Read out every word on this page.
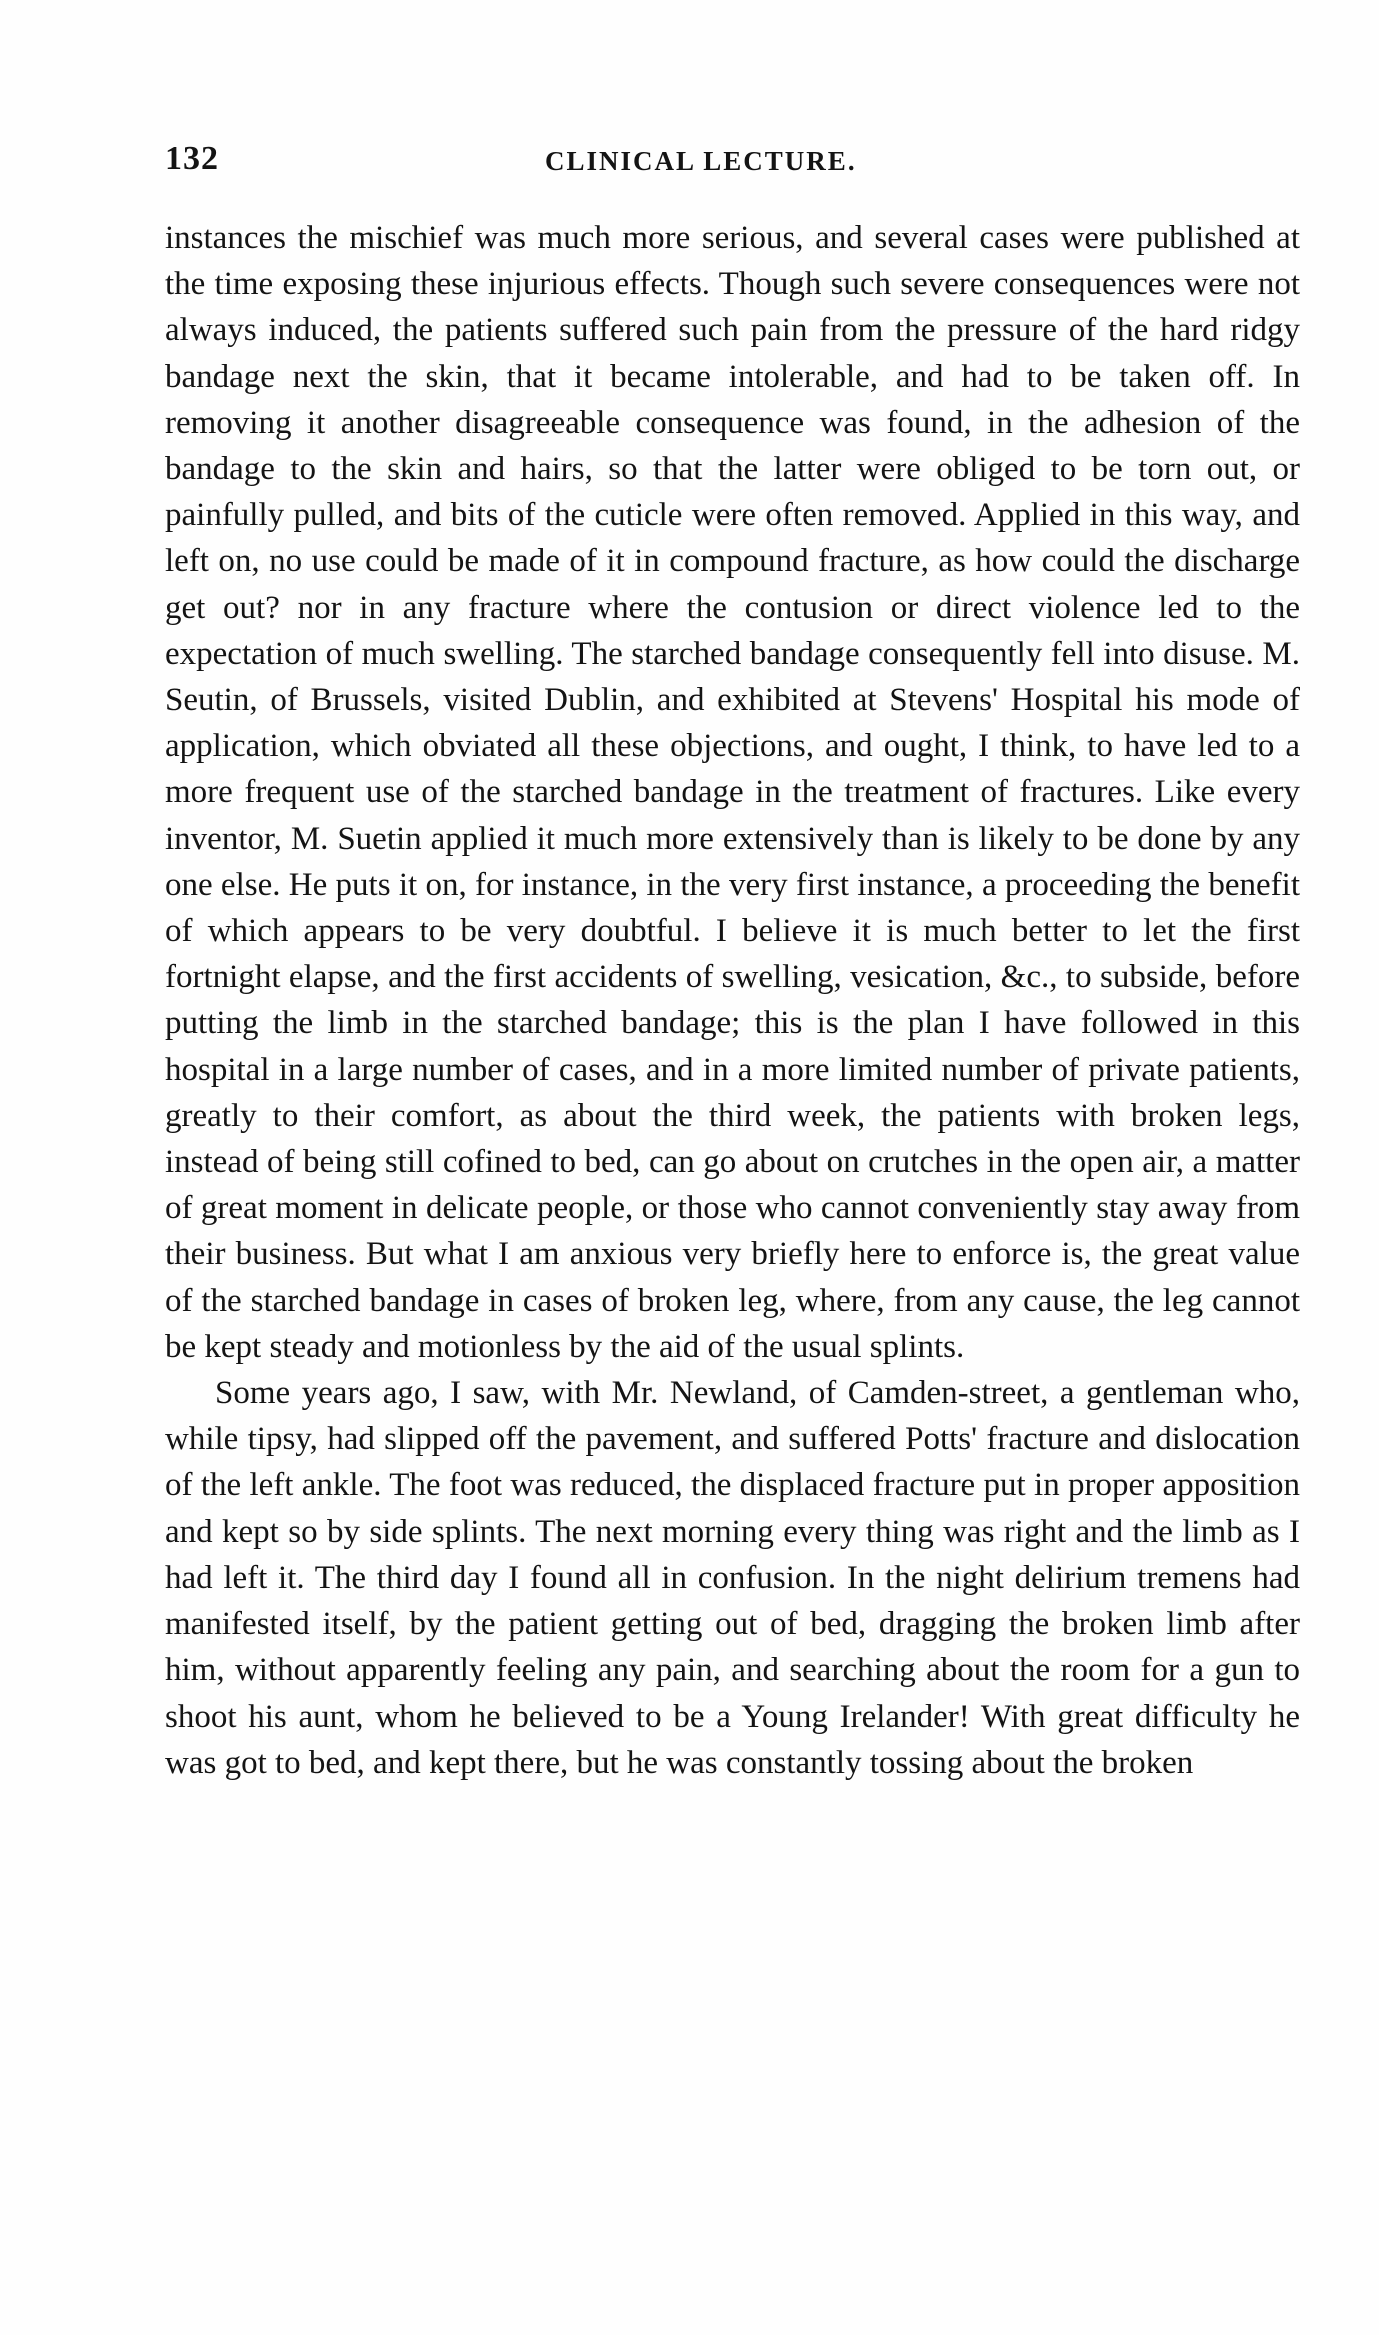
132	CLINICAL LECTURE.

instances the mischief was much more serious, and several cases were published at the time exposing these injurious effects. Though such severe consequences were not always induced, the patients suffered such pain from the pressure of the hard ridgy bandage next the skin, that it became intolerable, and had to be taken off. In removing it another disagreeable consequence was found, in the adhesion of the bandage to the skin and hairs, so that the latter were obliged to be torn out, or painfully pulled, and bits of the cuticle were often removed. Applied in this way, and left on, no use could be made of it in compound fracture, as how could the discharge get out? nor in any fracture where the contusion or direct violence led to the expectation of much swelling. The starched bandage consequently fell into disuse. M. Seutin, of Brussels, visited Dublin, and exhibited at Stevens' Hospital his mode of application, which obviated all these objections, and ought, I think, to have led to a more frequent use of the starched bandage in the treatment of fractures. Like every inventor, M. Suetin applied it much more extensively than is likely to be done by any one else. He puts it on, for instance, in the very first instance, a proceeding the benefit of which appears to be very doubtful. I believe it is much better to let the first fortnight elapse, and the first accidents of swelling, vesication, &c., to subside, before putting the limb in the starched bandage; this is the plan I have followed in this hospital in a large number of cases, and in a more limited number of private patients, greatly to their comfort, as about the third week, the patients with broken legs, instead of being still cofined to bed, can go about on crutches in the open air, a matter of great moment in delicate people, or those who cannot conveniently stay away from their business. But what I am anxious very briefly here to enforce is, the great value of the starched bandage in cases of broken leg, where, from any cause, the leg cannot be kept steady and motionless by the aid of the usual splints.

Some years ago, I saw, with Mr. Newland, of Camden-street, a gentleman who, while tipsy, had slipped off the pavement, and suffered Potts' fracture and dislocation of the left ankle. The foot was reduced, the displaced fracture put in proper apposition and kept so by side splints. The next morning every thing was right and the limb as I had left it. The third day I found all in confusion. In the night delirium tremens had manifested itself, by the patient getting out of bed, dragging the broken limb after him, without apparently feeling any pain, and searching about the room for a gun to shoot his aunt, whom he believed to be a Young Irelander! With great difficulty he was got to bed, and kept there, but he was constantly tossing about the broken
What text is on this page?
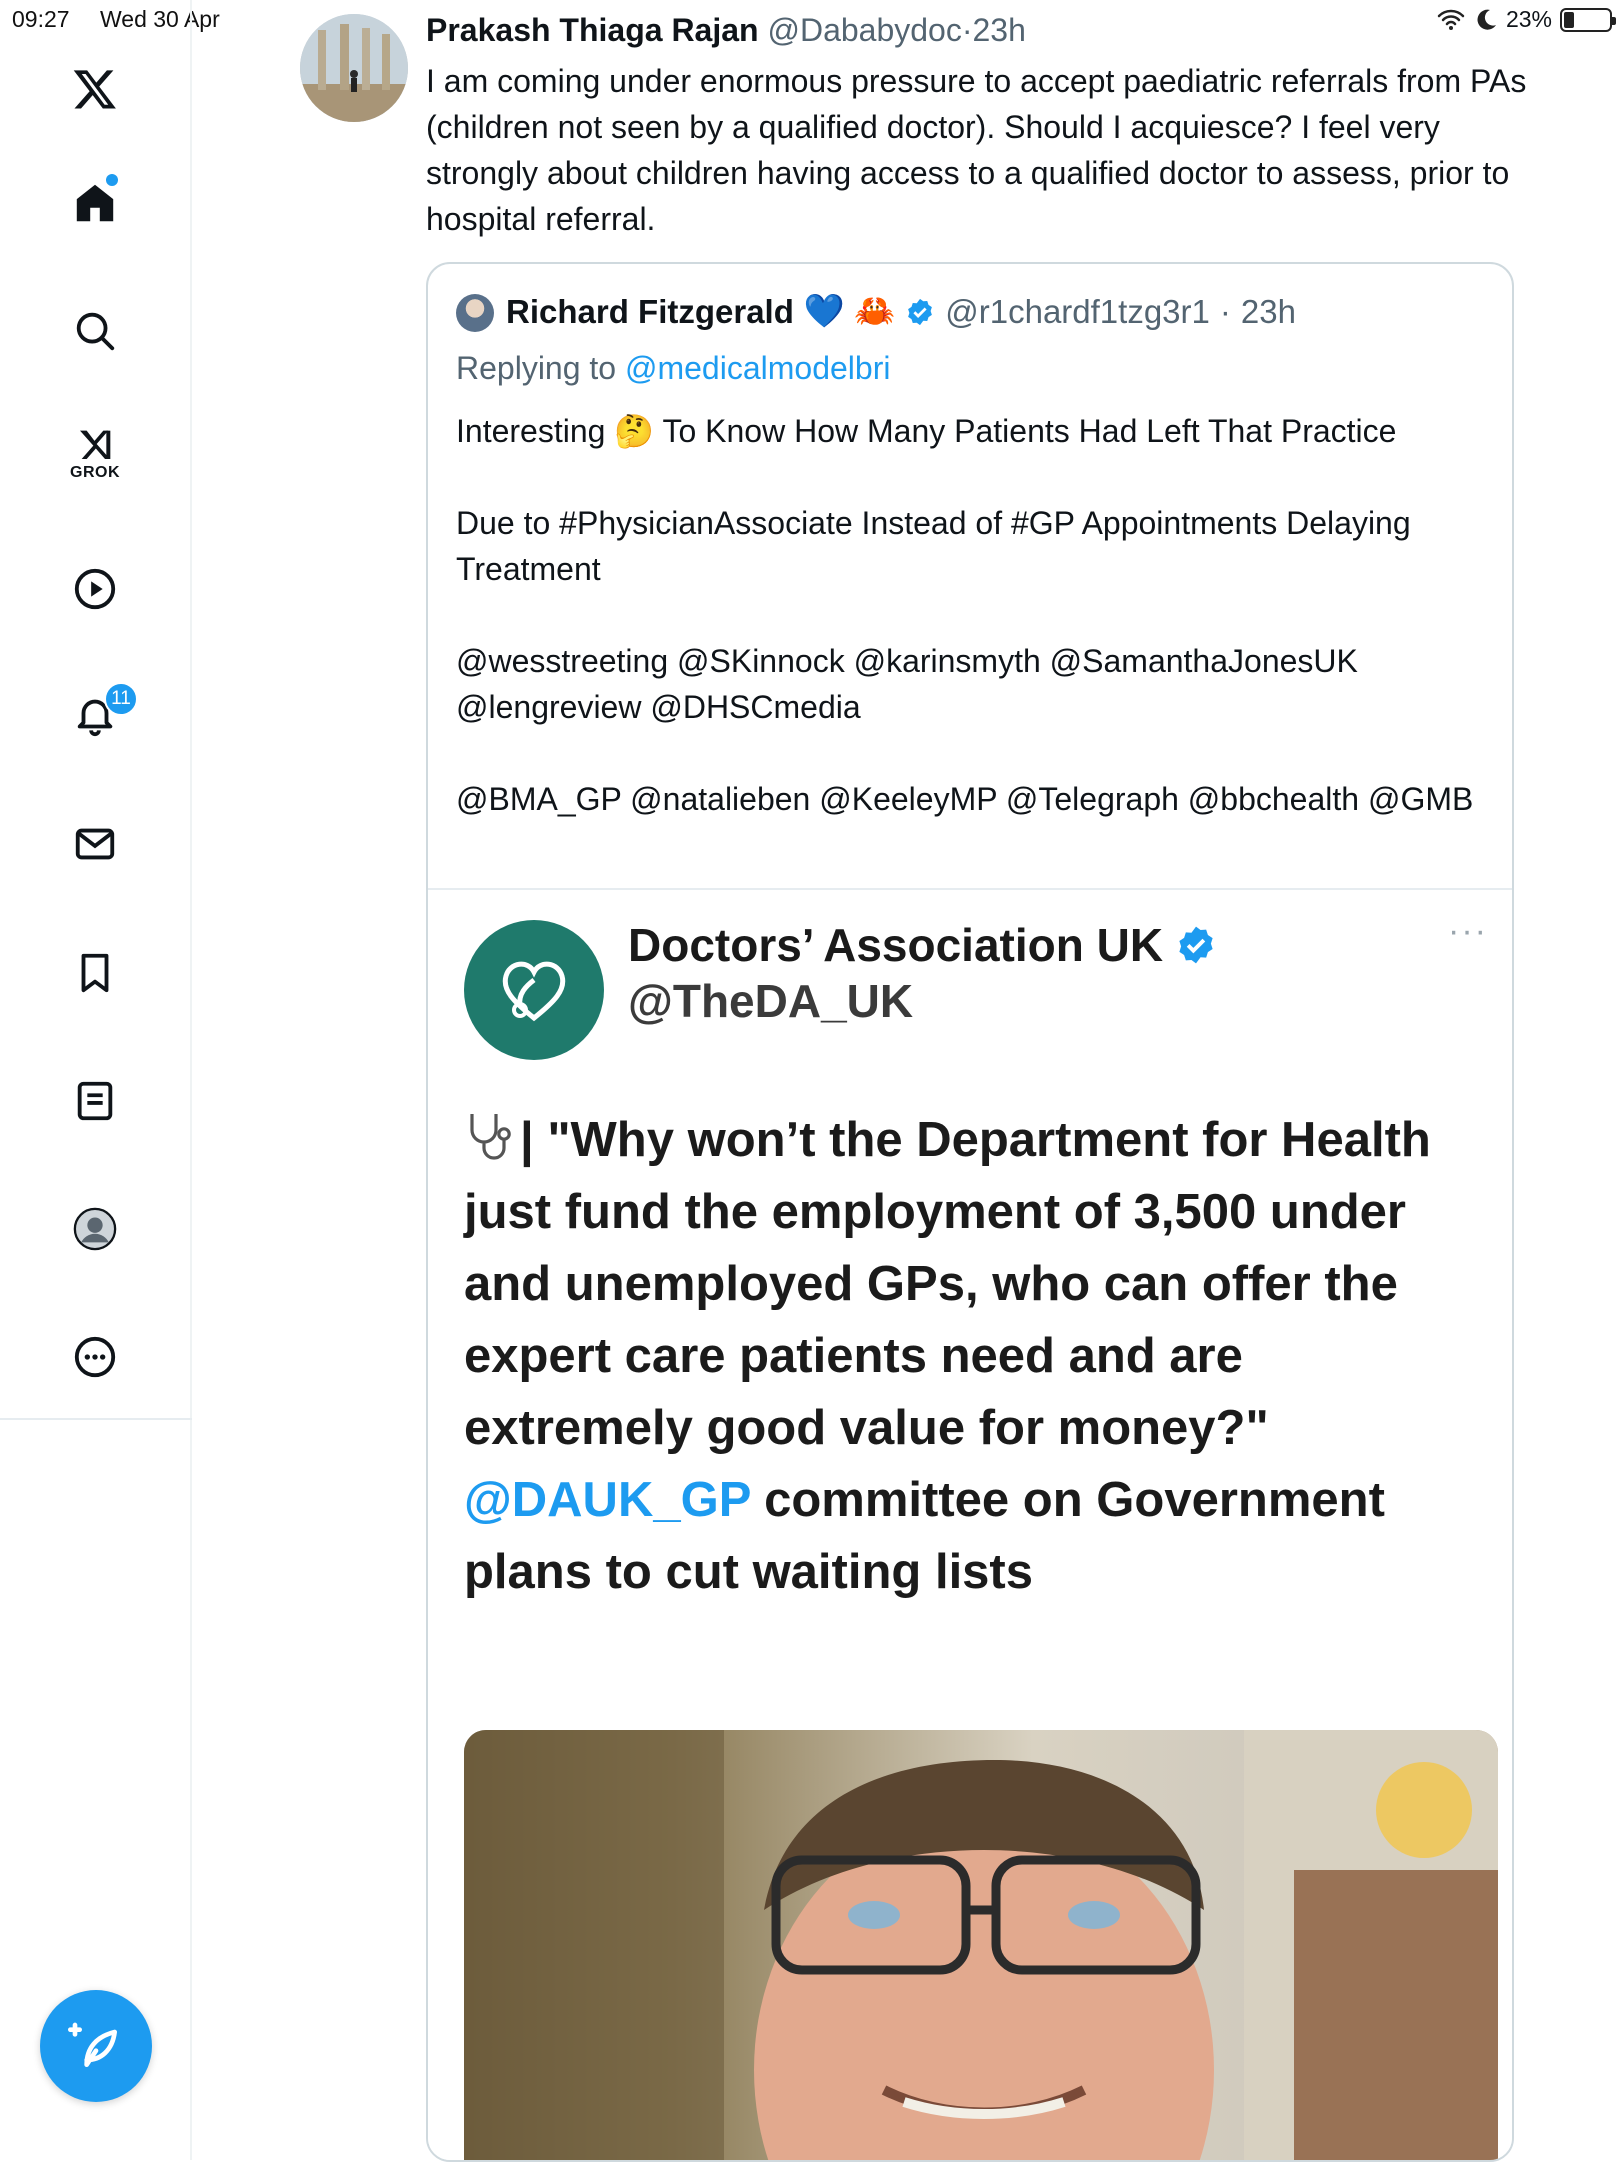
09:27 Wed 30 Apr	23%
GROK
11
Prakash Thiaga Rajan @Dababydoc·23h
I am coming under enormous pressure to accept paediatric referrals from PAs (children not seen by a qualified doctor). Should I acquiesce? I feel very strongly about children having access to a qualified doctor to assess, prior to hospital referral.
Richard Fitzgerald 💙 🦀 @r1chardf1tzg3r1 · 23h
Replying to @medicalmodelbri

Interesting 🤔 To Know How Many Patients Had Left That Practice

Due to #PhysicianAssociate Instead of #GP Appointments Delaying Treatment

@wesstreeting @SKinnock @karinsmyth @SamanthaJonesUK @lengreview @DHSCmedia

@BMA_GP @natalieben @KeeleyMP @Telegraph @bbchealth @GMB

Doctors’ Association UK
@TheDA_UK
···
| "Why won’t the Department for Health just fund the employment of 3,500 under and unemployed GPs, who can offer the expert care patients need and are extremely good value for money?"
@DAUK_GP committee on Government plans to cut waiting lists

________

Copy the data above line for line, skipping every picture.

▸ **Response**
Read out every word on this page.
132	CLINICAL LECTURE.

instances the mischief was much more serious, and several cases were published at the time exposing these injurious effects. Though such severe consequences were not always induced, the patients suffered such pain from the pressure of the hard ridgy bandage next the skin, that it became intolerable, and had to be taken off. In removing it another disagreeable consequence was found, in the adhesion of the bandage to the skin and hairs, so that the latter were obliged to be torn out, or painfully pulled, and bits of the cuticle were often removed. Applied in this way, and left on, no use could be made of it in compound fracture, as how could the discharge get out? nor in any fracture where the contusion or direct violence led to the expectation of much swelling. The starched bandage consequently fell into disuse. M. Seutin, of Brussels, visited Dublin, and exhibited at Stevens' Hospital his mode of application, which obviated all these objections, and ought, I think, to have led to a more frequent use of the starched bandage in the treatment of fractures. Like every inventor, M. Suetin applied it much more extensively than is likely to be done by any one else. He puts it on, for instance, in the very first instance, a proceeding the benefit of which appears to be very doubtful. I believe it is much better to let the first fortnight elapse, and the first accidents of swelling, vesication, &c., to subside, before putting the limb in the starched bandage; this is the plan I have followed in this hospital in a large number of cases, and in a more limited number of private patients, greatly to their comfort, as about the third week, the patients with broken legs, instead of being still cofined to bed, can go about on crutches in the open air, a matter of great moment in delicate people, or those who cannot conveniently stay away from their business. But what I am anxious very briefly here to enforce is, the great value of the starched bandage in cases of broken leg, where, from any cause, the leg cannot be kept steady and motionless by the aid of the usual splints.

Some years ago, I saw, with Mr. Newland, of Camden-street, a gentleman who, while tipsy, had slipped off the pavement, and suffered Potts' fracture and dislocation of the left ankle. The foot was reduced, the displaced fracture put in proper apposition and kept so by side splints. The next morning every thing was right and the limb as I had left it. The third day I found all in confusion. In the night delirium tremens had manifested itself, by the patient getting out of bed, dragging the broken limb after him, without apparently feeling any pain, and searching about the room for a gun to shoot his aunt, whom he believed to be a Young Irelander! With great difficulty he was got to bed, and kept there, but he was constantly tossing about the broken
What text is on this page?
09:27 Wed 30 Apr	23%
GROK
11
Prakash Thiaga Rajan @Dababydoc·23h
I am coming under enormous pressure to accept paediatric referrals from PAs (children not seen by a qualified doctor). Should I acquiesce? I feel very strongly about children having access to a qualified doctor to assess, prior to hospital referral.
Richard Fitzgerald 💙 🦀 @r1chardf1tzg3r1 · 23h
Replying to @medicalmodelbri

Interesting 🤔 To Know How Many Patients Had Left That Practice

Due to #PhysicianAssociate Instead of #GP Appointments Delaying Treatment

@wesstreeting @SKinnock @karinsmyth @SamanthaJonesUK @lengreview @DHSCmedia

@BMA_GP @natalieben @KeeleyMP @Telegraph @bbchealth @GMB

Doctors’ Association UK
@TheDA_UK
···
| "Why won’t the Department for Health just fund the employment of 3,500 under and unemployed GPs, who can offer the expert care patients need and are extremely good value for money?"
@DAUK_GP committee on Government plans to cut waiting lists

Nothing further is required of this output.